DIRECTIONS
Lines that hold the word "this" should be located and copied.

>> BEGIN

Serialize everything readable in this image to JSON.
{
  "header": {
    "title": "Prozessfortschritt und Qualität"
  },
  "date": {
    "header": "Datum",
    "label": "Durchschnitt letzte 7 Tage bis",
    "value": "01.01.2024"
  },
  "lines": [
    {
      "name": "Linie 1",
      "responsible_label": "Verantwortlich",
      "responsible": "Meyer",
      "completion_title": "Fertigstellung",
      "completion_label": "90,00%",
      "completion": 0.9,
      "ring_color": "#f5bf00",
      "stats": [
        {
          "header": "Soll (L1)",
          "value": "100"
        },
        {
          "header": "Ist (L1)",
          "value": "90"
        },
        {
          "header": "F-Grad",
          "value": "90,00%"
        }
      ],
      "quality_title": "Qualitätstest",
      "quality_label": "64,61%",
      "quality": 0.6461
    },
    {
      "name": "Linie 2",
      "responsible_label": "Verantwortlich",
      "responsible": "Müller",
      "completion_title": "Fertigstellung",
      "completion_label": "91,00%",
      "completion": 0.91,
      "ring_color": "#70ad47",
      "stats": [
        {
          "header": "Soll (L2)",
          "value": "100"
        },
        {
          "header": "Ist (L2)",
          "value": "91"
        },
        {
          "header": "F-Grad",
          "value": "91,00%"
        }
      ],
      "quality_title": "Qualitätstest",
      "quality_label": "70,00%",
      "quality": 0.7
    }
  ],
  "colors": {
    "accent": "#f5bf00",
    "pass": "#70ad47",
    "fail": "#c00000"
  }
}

>> END
>> BEGIN

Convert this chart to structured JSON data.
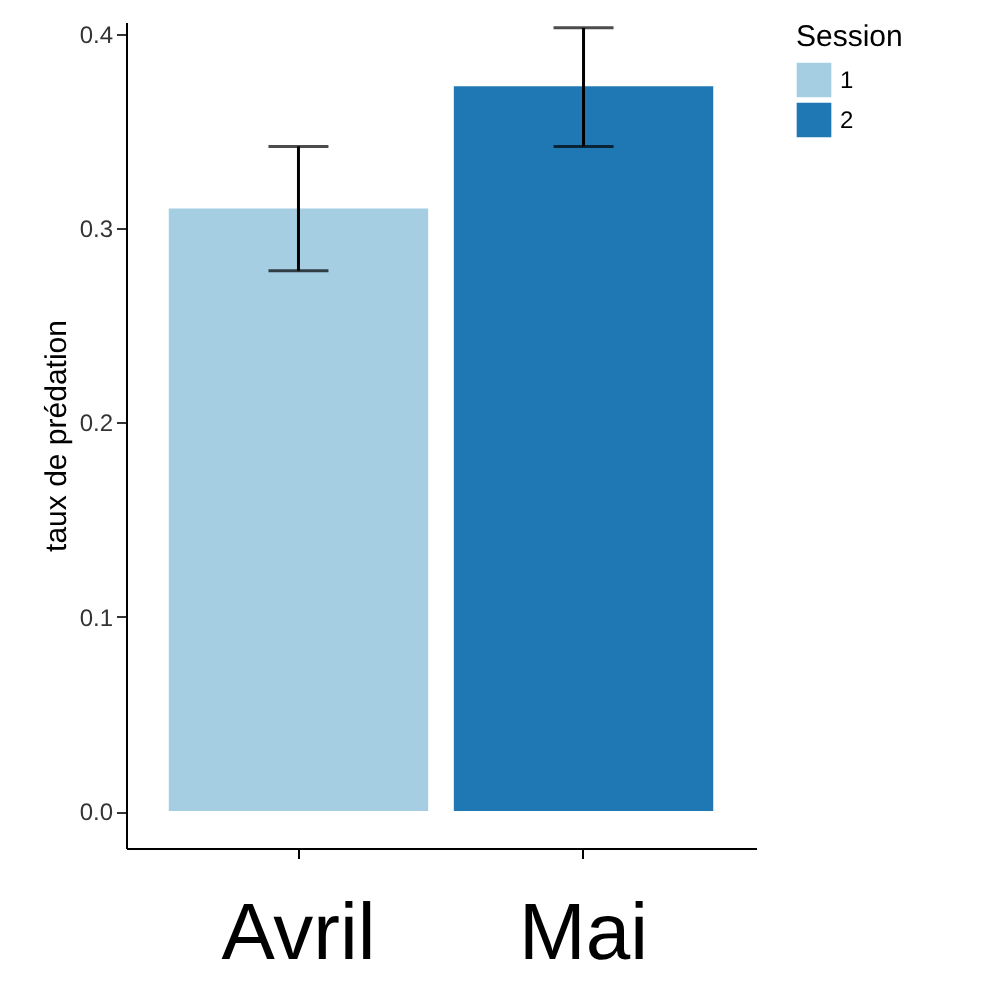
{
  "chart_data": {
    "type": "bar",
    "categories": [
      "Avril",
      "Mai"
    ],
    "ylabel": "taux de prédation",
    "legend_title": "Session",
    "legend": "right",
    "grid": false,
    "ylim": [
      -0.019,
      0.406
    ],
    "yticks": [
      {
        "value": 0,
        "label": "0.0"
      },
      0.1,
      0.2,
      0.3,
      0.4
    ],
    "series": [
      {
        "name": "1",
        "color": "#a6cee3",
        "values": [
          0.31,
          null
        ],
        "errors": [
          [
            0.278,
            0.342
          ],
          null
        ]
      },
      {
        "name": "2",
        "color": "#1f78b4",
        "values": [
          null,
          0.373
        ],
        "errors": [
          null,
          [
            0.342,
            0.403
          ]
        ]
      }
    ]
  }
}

>> END

SOLUTION BELOW
Serialize everything readable in this image to JSON.
Convert this chart to structured JSON data.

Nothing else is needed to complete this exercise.